WRITTEN EXERCISE: Copy the material that follows word for word and omit its pictures.

EXTRACTED ENTRIES:
__________
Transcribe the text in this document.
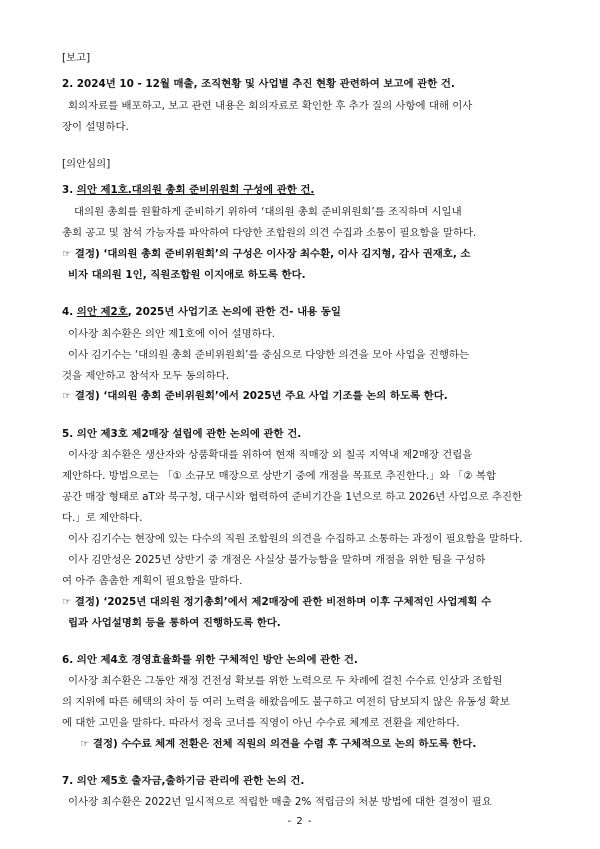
[보고]
2. 2024년 10 - 12월 매출, 조직현황 및 사업별 추진 현황 관련하여 보고에 관한 건.
회의자료를 배포하고, 보고 관련 내용은 회의자료로 확인한 후 추가 질의 사항에 대해 이사
장이 설명하다.
[의안심의]
3. 의안 제1호.대의원 총회 준비위원회 구성에 관한 건.
대의원 총회를 원활하게 준비하기 위하여 ‘대의원 총회 준비위원회’를 조직하며 시일내
총회 공고 및 참석 가능자를 파악하여 다양한 조합원의 의견 수집과 소통이 필요함을 말하다.
☞ 결정) ‘대의원 총회 준비위원회’의 구성은 이사장 최수환, 이사 김지형, 감사 권재호, 소
비자 대의원 1인, 직원조합원 이지애로 하도록 한다.
4. 의안 제2호, 2025년 사업기조 논의에 관한 건- 내용 동일
이사장 최수환은 의안 제1호에 이어 설명하다.
이사 김기수는 ‘대의원 총회 준비위원회’를 중심으로 다양한 의견을 모아 사업을 진행하는
것을 제안하고 참석자 모두 동의하다.
☞ 결정) ‘대의원 총회 준비위원회’에서 2025년 주요 사업 기조를 논의 하도록 한다.
5. 의안 제3호 제2매장 설립에 관한 논의에 관한 건.
이사장 최수환은 생산자와 상품확대를 위하여 현재 직매장 외 칠곡 지역내 제2매장 건립을
제안하다. 방법으로는 「① 소규모 매장으로 상반기 중에 개점을 목표로 추진한다.」와 「② 복합
공간 매장 형태로 aT와 북구청, 대구시와 협력하여 준비기간을 1년으로 하고 2026년 사업으로 추진한
다.」로 제안하다.
이사 김기수는 현장에 있는 다수의 직원 조합원의 의견을 수집하고 소통하는 과정이 필요함을 말하다.
이사 김만성은 2025년 상반기 중 개점은 사실상 불가능함을 말하며 개점을 위한 팀을 구성하
여 아주 촘촘한 계획이 필요함을 말하다.
☞ 결정) ‘2025년 대의원 정기총회’에서 제2매장에 관한 비전하며 이후 구체적인 사업계획 수
립과 사업설명회 등을 통하여 진행하도록 한다.
6. 의안 제4호 경영효율화를 위한 구체적인 방안 논의에 관한 건.
이사장 최수환은 그동안 재정 건전성 확보를 위한 노력으로 두 차례에 걸친 수수료 인상과 조합원
의 지위에 따른 혜택의 차이 등 여러 노력을 해왔음에도 불구하고 여전히 담보되지 않은 유동성 확보
에 대한 고민을 말하다. 따라서 정육 코너를 직영이 아닌 수수료 체계로 전환을 제안하다.
☞ 결정) 수수료 체계 전환은 전체 직원의 의견을 수렴 후 구체적으로 논의 하도록 한다.
7. 의안 제5호 출자금,출하기금 관리에 관한 논의 건.
이사장 최수환은 2022년 일시적으로 적립한 매출 2% 적립금의 처분 방법에 대한 결정이 필요
- 2 -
__________
WRITTEN SOLUTION:
Transcribe the text in this document.
[보고]
2. 2024년 10 - 12월 매출, 조직현황 및 사업별 추진 현황 관련하여 보고에 관한 건.
회의자료를 배포하고, 보고 관련 내용은 회의자료로 확인한 후 추가 질의 사항에 대해 이사
장이 설명하다.
[의안심의]
3. 의안 제1호.대의원 총회 준비위원회 구성에 관한 건.
대의원 총회를 원활하게 준비하기 위하여 ‘대의원 총회 준비위원회’를 조직하며 시일내
총회 공고 및 참석 가능자를 파악하여 다양한 조합원의 의견 수집과 소통이 필요함을 말하다.
☞ 결정) ‘대의원 총회 준비위원회’의 구성은 이사장 최수환, 이사 김지형, 감사 권재호, 소
비자 대의원 1인, 직원조합원 이지애로 하도록 한다.
4. 의안 제2호, 2025년 사업기조 논의에 관한 건- 내용 동일
이사장 최수환은 의안 제1호에 이어 설명하다.
이사 김기수는 ‘대의원 총회 준비위원회’를 중심으로 다양한 의견을 모아 사업을 진행하는
것을 제안하고 참석자 모두 동의하다.
☞ 결정) ‘대의원 총회 준비위원회’에서 2025년 주요 사업 기조를 논의 하도록 한다.
5. 의안 제3호 제2매장 설립에 관한 논의에 관한 건.
이사장 최수환은 생산자와 상품확대를 위하여 현재 직매장 외 칠곡 지역내 제2매장 건립을
제안하다. 방법으로는 「① 소규모 매장으로 상반기 중에 개점을 목표로 추진한다.」와 「② 복합
공간 매장 형태로 aT와 북구청, 대구시와 협력하여 준비기간을 1년으로 하고 2026년 사업으로 추진한
다.」로 제안하다.
이사 김기수는 현장에 있는 다수의 직원 조합원의 의견을 수집하고 소통하는 과정이 필요함을 말하다.
이사 김만성은 2025년 상반기 중 개점은 사실상 불가능함을 말하며 개점을 위한 팀을 구성하
여 아주 촘촘한 계획이 필요함을 말하다.
☞ 결정) ‘2025년 대의원 정기총회’에서 제2매장에 관한 비전하며 이후 구체적인 사업계획 수
립과 사업설명회 등을 통하여 진행하도록 한다.
6. 의안 제4호 경영효율화를 위한 구체적인 방안 논의에 관한 건.
이사장 최수환은 그동안 재정 건전성 확보를 위한 노력으로 두 차례에 걸친 수수료 인상과 조합원
의 지위에 따른 혜택의 차이 등 여러 노력을 해왔음에도 불구하고 여전히 담보되지 않은 유동성 확보
에 대한 고민을 말하다. 따라서 정육 코너를 직영이 아닌 수수료 체계로 전환을 제안하다.
☞ 결정) 수수료 체계 전환은 전체 직원의 의견을 수렴 후 구체적으로 논의 하도록 한다.
7. 의안 제5호 출자금,출하기금 관리에 관한 논의 건.
이사장 최수환은 2022년 일시적으로 적립한 매출 2% 적립금의 처분 방법에 대한 결정이 필요
- 2 -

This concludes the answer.